Go through the entries and count the lines with the string "Käyttöviheralue" in them. Give only that number.

● ● ● ● ●

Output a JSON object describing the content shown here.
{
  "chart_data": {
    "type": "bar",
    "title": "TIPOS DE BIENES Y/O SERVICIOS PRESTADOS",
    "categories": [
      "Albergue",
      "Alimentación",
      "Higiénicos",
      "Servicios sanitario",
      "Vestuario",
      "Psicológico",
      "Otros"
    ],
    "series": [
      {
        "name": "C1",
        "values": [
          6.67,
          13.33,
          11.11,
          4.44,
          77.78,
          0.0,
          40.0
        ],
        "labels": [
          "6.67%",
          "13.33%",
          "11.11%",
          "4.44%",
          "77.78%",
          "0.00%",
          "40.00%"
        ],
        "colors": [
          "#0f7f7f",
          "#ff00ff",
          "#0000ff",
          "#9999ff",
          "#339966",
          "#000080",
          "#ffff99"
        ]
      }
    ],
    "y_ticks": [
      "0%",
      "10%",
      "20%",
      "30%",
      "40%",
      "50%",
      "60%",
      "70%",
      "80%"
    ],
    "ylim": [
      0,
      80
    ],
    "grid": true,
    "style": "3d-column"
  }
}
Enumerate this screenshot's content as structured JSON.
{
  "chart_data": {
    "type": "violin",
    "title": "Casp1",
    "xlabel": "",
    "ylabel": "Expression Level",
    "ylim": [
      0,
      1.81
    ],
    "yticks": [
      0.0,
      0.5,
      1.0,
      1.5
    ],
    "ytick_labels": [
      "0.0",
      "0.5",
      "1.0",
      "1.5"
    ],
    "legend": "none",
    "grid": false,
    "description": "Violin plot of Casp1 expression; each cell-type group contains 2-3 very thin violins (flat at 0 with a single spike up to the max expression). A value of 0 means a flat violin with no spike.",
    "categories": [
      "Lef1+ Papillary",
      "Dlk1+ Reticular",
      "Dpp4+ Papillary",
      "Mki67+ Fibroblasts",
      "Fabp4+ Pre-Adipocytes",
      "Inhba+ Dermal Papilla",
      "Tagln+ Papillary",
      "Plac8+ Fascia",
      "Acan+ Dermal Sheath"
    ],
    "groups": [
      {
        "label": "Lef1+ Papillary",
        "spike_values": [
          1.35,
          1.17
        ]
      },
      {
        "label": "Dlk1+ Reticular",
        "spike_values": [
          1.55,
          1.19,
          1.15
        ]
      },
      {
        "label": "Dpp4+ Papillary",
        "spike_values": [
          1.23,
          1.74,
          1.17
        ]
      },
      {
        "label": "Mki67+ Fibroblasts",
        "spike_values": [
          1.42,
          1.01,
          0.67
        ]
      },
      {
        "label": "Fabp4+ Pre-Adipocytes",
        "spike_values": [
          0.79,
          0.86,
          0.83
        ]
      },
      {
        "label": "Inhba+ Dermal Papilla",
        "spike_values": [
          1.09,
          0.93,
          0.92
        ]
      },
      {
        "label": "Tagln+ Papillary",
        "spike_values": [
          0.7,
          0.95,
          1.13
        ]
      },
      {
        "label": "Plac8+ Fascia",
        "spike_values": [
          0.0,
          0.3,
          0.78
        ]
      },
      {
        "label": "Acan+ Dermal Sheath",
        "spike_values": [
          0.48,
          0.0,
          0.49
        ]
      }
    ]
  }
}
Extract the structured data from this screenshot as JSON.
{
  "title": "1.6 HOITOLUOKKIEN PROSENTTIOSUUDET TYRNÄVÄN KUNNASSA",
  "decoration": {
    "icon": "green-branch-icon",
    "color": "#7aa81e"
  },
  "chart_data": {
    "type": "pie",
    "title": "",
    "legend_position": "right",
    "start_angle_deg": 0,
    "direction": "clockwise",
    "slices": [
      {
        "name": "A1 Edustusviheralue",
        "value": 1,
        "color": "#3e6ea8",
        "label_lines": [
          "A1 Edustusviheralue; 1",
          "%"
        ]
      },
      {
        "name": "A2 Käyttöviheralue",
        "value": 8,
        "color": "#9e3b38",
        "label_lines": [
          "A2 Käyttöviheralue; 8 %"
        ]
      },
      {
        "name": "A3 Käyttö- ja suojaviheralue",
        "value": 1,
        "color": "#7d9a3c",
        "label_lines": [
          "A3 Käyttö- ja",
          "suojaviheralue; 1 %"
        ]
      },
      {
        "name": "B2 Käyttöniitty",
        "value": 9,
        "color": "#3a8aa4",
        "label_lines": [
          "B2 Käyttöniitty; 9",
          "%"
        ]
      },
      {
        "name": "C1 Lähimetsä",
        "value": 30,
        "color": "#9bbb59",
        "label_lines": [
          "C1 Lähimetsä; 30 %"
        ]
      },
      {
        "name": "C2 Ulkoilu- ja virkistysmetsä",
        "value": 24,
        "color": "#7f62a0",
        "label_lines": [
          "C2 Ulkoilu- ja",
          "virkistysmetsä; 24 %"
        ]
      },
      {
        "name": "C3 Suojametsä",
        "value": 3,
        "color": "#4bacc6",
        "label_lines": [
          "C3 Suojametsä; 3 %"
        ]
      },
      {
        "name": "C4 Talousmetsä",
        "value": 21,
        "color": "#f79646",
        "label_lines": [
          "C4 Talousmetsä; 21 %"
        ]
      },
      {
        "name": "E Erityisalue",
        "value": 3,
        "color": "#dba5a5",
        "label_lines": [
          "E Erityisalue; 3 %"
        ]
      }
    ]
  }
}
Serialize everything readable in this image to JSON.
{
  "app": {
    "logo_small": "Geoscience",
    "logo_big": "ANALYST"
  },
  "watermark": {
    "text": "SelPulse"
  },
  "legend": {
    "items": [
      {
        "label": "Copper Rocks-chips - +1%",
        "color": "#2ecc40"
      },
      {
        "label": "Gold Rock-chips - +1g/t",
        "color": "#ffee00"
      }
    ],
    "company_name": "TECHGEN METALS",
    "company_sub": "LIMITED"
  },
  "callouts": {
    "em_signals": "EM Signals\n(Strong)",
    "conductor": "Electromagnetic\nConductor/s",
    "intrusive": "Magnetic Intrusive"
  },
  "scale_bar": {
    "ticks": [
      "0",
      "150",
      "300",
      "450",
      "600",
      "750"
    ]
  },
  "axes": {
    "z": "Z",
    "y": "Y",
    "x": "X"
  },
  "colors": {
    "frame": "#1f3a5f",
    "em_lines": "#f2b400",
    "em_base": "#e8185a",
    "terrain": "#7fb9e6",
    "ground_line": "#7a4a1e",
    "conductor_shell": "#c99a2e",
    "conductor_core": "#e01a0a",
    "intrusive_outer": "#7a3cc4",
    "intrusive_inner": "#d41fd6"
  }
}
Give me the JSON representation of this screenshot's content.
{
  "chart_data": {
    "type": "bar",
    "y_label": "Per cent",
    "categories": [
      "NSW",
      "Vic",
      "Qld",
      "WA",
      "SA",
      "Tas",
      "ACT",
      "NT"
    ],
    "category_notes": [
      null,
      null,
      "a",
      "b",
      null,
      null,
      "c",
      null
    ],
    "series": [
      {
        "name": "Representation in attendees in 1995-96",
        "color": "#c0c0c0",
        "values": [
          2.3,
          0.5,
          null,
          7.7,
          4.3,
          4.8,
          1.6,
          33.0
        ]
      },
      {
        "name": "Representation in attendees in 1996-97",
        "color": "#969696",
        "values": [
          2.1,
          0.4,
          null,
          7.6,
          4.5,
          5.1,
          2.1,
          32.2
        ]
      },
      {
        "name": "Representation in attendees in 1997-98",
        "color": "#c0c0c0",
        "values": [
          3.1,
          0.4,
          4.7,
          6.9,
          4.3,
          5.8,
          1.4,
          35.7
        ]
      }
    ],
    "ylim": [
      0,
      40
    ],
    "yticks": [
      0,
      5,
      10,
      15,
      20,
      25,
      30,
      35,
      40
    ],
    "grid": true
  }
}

● ● ● ● ●

◆ ANSWER TO THIS TASK ◆
2